[START OF Data for the task]

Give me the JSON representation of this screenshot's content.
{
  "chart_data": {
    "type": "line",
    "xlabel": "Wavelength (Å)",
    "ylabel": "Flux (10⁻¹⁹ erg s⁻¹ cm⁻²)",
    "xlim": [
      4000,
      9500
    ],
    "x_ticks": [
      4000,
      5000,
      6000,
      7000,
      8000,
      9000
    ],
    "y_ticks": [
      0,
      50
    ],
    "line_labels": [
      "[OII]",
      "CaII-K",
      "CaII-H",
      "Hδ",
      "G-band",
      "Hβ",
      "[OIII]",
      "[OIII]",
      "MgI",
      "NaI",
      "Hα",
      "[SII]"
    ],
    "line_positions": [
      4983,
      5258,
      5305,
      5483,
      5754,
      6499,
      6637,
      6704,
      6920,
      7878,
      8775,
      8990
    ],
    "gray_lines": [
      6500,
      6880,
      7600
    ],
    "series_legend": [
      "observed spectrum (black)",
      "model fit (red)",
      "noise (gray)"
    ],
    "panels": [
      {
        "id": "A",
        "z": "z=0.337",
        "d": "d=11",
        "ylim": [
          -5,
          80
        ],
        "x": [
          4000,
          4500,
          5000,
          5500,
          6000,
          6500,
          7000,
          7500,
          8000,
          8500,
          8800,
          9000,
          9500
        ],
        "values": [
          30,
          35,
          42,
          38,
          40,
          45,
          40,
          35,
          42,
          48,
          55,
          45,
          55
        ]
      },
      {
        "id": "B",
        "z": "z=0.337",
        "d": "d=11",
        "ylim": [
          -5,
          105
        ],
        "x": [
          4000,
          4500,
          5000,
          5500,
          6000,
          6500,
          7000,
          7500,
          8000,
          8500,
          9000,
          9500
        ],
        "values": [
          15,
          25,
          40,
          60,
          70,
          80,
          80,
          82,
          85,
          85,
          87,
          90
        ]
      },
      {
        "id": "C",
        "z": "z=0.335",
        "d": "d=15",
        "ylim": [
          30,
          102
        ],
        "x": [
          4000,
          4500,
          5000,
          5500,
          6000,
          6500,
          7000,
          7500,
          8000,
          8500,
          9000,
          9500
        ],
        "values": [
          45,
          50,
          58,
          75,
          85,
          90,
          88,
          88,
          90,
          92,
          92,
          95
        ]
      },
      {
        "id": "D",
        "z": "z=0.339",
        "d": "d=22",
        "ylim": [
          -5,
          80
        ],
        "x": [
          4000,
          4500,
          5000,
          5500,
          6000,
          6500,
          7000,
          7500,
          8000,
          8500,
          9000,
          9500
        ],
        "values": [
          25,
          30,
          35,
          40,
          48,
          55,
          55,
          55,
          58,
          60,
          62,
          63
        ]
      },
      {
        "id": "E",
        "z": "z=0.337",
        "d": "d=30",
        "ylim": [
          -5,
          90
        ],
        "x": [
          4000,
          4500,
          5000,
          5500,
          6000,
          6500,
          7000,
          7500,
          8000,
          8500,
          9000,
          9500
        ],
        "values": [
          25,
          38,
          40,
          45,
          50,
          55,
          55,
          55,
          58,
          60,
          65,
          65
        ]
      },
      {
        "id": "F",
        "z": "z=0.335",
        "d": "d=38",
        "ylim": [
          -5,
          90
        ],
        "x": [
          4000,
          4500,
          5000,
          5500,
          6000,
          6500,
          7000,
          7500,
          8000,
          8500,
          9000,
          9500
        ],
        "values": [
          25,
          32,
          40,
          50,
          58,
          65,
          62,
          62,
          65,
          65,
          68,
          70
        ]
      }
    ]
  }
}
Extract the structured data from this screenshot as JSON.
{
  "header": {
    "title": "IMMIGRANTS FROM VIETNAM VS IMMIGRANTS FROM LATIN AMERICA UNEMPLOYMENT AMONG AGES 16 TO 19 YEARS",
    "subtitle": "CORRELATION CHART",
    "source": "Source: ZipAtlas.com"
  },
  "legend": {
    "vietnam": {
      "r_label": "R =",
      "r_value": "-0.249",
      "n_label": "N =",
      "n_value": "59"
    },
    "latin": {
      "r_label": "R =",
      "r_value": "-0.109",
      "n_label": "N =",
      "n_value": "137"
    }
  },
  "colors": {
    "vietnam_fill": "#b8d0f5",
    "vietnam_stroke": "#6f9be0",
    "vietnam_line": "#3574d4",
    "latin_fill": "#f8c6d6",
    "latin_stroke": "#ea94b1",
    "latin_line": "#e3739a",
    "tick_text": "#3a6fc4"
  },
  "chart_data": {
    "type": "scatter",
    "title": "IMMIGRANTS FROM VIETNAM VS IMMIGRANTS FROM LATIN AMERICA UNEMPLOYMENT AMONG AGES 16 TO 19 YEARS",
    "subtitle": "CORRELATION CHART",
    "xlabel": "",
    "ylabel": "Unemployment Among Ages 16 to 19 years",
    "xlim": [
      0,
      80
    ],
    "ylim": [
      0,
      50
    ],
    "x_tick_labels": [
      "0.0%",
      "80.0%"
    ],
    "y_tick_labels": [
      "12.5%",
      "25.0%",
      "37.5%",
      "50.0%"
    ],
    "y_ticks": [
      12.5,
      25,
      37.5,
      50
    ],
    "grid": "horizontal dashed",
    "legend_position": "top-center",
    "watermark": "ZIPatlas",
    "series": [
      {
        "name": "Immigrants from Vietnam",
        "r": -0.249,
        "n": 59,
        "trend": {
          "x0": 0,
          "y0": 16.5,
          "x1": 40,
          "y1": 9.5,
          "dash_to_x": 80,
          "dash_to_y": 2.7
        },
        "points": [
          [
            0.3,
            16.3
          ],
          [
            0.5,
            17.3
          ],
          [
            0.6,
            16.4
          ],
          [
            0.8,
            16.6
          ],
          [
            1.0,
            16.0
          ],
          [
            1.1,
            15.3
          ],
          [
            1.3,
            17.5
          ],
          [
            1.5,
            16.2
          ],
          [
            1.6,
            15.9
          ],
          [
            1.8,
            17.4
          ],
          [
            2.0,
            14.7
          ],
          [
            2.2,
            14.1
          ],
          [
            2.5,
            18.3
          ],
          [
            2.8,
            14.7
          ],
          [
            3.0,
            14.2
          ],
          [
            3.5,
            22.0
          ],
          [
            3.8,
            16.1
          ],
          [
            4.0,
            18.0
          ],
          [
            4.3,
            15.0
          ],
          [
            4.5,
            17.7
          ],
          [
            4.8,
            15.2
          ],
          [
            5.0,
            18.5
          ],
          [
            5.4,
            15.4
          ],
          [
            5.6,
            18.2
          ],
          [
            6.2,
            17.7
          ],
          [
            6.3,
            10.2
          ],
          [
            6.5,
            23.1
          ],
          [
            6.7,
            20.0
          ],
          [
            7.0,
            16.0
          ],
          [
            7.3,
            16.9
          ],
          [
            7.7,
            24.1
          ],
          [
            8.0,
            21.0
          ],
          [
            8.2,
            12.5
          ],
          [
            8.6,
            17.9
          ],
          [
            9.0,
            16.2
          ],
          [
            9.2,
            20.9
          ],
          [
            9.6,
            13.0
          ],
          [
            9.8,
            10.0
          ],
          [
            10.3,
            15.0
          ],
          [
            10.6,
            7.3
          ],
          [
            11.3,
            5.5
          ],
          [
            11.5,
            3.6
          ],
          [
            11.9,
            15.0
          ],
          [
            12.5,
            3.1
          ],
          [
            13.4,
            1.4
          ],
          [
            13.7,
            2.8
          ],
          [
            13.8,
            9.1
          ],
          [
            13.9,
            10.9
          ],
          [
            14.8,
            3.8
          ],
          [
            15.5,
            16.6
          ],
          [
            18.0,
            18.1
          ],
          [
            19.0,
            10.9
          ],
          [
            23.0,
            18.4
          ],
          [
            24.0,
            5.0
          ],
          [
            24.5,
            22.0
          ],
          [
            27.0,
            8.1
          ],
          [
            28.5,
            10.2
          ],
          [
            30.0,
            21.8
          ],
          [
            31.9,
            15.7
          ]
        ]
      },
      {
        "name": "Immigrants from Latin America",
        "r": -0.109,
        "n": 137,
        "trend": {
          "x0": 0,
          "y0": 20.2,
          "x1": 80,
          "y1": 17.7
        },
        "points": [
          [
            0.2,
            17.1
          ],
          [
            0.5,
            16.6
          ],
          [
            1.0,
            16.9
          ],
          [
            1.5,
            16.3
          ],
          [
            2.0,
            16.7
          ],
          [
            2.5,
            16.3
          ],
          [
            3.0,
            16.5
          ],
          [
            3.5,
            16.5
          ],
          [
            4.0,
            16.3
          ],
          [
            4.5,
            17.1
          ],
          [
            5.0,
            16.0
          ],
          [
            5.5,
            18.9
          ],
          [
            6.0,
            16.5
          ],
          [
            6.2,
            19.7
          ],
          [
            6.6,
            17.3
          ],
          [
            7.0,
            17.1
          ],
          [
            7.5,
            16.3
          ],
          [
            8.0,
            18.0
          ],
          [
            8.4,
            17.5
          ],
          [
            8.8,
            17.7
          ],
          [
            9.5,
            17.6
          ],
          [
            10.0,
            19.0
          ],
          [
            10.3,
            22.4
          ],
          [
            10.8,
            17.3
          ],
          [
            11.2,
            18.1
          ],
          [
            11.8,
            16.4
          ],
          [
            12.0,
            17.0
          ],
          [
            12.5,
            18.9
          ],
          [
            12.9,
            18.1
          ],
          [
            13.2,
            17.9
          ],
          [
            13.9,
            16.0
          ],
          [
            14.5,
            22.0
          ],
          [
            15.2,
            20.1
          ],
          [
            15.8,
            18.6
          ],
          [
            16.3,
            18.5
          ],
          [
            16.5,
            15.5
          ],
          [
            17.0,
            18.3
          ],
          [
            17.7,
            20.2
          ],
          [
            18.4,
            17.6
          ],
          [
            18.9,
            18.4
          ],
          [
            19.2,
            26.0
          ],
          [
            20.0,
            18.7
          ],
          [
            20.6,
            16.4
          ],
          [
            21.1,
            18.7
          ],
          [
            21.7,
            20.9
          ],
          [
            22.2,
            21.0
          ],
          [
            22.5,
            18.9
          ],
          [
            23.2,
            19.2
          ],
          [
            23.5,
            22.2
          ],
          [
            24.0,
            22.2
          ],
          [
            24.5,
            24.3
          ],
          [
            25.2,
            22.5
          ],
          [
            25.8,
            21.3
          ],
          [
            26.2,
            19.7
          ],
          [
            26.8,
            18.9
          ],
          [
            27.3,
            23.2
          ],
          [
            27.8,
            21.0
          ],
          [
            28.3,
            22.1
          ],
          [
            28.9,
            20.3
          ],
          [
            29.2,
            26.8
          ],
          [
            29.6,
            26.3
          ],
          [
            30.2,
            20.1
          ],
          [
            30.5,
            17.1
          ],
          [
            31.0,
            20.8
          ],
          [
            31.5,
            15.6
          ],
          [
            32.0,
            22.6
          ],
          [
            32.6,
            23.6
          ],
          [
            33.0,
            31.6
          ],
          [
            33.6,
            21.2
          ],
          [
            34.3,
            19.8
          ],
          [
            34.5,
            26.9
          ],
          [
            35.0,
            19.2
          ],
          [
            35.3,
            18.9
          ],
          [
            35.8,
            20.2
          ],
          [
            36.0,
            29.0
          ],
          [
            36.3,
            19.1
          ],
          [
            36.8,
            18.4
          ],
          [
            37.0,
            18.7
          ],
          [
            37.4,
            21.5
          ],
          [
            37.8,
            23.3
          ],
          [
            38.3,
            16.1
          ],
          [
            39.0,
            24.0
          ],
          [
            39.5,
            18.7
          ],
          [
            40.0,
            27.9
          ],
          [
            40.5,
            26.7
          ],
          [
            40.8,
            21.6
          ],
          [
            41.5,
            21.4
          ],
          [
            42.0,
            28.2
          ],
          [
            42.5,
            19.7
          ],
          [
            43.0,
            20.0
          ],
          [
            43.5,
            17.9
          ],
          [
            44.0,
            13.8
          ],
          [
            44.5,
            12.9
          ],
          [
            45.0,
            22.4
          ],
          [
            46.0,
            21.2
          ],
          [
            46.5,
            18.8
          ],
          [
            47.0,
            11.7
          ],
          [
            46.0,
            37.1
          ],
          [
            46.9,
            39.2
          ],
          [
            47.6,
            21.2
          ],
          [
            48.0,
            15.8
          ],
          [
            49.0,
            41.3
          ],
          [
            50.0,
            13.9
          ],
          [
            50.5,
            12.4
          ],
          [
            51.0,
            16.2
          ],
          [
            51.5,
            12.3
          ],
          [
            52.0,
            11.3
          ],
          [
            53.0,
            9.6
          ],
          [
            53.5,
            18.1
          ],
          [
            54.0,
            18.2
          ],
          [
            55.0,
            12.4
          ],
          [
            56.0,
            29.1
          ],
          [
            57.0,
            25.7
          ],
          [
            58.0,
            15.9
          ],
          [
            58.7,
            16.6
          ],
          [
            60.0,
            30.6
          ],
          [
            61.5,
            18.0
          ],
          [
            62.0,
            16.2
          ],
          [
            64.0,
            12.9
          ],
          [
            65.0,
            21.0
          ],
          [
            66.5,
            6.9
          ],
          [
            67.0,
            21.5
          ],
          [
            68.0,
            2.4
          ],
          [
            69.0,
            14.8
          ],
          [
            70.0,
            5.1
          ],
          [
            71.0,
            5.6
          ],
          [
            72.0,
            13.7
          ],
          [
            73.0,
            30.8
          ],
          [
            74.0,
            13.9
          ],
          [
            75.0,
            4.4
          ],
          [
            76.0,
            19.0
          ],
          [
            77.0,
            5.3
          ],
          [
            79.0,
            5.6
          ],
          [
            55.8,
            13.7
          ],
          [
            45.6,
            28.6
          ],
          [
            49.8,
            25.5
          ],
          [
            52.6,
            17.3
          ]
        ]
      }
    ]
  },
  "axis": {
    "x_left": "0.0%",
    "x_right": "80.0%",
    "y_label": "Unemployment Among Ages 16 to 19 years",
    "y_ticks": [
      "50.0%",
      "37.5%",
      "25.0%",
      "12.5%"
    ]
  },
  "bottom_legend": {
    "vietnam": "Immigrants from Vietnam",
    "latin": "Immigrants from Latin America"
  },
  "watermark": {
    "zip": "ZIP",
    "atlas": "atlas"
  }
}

[END OF Data for the task]

> Directive
Show every line of the records above that contains the word "screenshot".

> Answer to the task
Give me the JSON representation of this screenshot's content.
Extract the structured data from this screenshot as JSON.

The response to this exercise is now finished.